WORK TO COMPLETE
Copy down all of the data underneath, exactly as shown.
━━━
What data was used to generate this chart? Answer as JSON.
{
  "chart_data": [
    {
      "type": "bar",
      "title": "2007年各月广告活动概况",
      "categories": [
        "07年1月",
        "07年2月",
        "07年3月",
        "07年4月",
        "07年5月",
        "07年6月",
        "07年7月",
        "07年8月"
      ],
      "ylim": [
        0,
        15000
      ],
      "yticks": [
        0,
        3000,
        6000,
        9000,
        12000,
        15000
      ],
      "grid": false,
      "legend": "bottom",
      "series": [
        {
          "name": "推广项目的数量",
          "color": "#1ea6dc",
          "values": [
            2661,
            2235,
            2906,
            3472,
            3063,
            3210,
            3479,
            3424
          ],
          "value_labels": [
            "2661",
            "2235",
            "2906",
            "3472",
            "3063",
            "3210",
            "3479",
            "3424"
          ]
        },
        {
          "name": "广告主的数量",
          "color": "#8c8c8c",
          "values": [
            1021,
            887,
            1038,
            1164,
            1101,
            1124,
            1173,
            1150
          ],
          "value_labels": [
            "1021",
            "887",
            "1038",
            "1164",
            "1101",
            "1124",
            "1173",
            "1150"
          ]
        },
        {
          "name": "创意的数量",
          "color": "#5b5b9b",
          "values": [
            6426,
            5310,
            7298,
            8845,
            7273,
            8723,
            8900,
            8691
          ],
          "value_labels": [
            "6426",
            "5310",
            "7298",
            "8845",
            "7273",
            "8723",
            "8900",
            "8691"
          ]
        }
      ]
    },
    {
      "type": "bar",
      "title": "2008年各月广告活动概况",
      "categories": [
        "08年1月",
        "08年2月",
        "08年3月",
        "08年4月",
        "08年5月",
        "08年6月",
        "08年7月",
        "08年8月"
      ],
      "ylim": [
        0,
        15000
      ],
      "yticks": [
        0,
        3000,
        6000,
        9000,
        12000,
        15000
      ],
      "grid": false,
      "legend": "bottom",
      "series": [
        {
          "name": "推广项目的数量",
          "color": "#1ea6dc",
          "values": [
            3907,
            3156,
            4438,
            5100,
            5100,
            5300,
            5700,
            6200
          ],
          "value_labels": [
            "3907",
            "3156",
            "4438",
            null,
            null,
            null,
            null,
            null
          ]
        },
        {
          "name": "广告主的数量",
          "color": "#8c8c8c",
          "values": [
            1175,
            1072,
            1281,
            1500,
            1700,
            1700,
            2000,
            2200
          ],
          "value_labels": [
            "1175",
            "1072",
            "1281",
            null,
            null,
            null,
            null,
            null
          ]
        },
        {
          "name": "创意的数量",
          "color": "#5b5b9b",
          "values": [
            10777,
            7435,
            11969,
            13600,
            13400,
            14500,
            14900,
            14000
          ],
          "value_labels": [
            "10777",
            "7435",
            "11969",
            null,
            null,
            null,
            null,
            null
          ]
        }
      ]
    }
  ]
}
━━━
IN RESPONSE
What data was used to generate this chart? Answer as JSON.
{
  "chart_data": [
    {
      "type": "bar",
      "title": "2007年各月广告活动概况",
      "categories": [
        "07年1月",
        "07年2月",
        "07年3月",
        "07年4月",
        "07年5月",
        "07年6月",
        "07年7月",
        "07年8月"
      ],
      "ylim": [
        0,
        15000
      ],
      "yticks": [
        0,
        3000,
        6000,
        9000,
        12000,
        15000
      ],
      "grid": false,
      "legend": "bottom",
      "series": [
        {
          "name": "推广项目的数量",
          "color": "#1ea6dc",
          "values": [
            2661,
            2235,
            2906,
            3472,
            3063,
            3210,
            3479,
            3424
          ],
          "value_labels": [
            "2661",
            "2235",
            "2906",
            "3472",
            "3063",
            "3210",
            "3479",
            "3424"
          ]
        },
        {
          "name": "广告主的数量",
          "color": "#8c8c8c",
          "values": [
            1021,
            887,
            1038,
            1164,
            1101,
            1124,
            1173,
            1150
          ],
          "value_labels": [
            "1021",
            "887",
            "1038",
            "1164",
            "1101",
            "1124",
            "1173",
            "1150"
          ]
        },
        {
          "name": "创意的数量",
          "color": "#5b5b9b",
          "values": [
            6426,
            5310,
            7298,
            8845,
            7273,
            8723,
            8900,
            8691
          ],
          "value_labels": [
            "6426",
            "5310",
            "7298",
            "8845",
            "7273",
            "8723",
            "8900",
            "8691"
          ]
        }
      ]
    },
    {
      "type": "bar",
      "title": "2008年各月广告活动概况",
      "categories": [
        "08年1月",
        "08年2月",
        "08年3月",
        "08年4月",
        "08年5月",
        "08年6月",
        "08年7月",
        "08年8月"
      ],
      "ylim": [
        0,
        15000
      ],
      "yticks": [
        0,
        3000,
        6000,
        9000,
        12000,
        15000
      ],
      "grid": false,
      "legend": "bottom",
      "series": [
        {
          "name": "推广项目的数量",
          "color": "#1ea6dc",
          "values": [
            3907,
            3156,
            4438,
            5100,
            5100,
            5300,
            5700,
            6200
          ],
          "value_labels": [
            "3907",
            "3156",
            "4438",
            null,
            null,
            null,
            null,
            null
          ]
        },
        {
          "name": "广告主的数量",
          "color": "#8c8c8c",
          "values": [
            1175,
            1072,
            1281,
            1500,
            1700,
            1700,
            2000,
            2200
          ],
          "value_labels": [
            "1175",
            "1072",
            "1281",
            null,
            null,
            null,
            null,
            null
          ]
        },
        {
          "name": "创意的数量",
          "color": "#5b5b9b",
          "values": [
            10777,
            7435,
            11969,
            13600,
            13400,
            14500,
            14900,
            14000
          ],
          "value_labels": [
            "10777",
            "7435",
            "11969",
            null,
            null,
            null,
            null,
            null
          ]
        }
      ]
    }
  ]
}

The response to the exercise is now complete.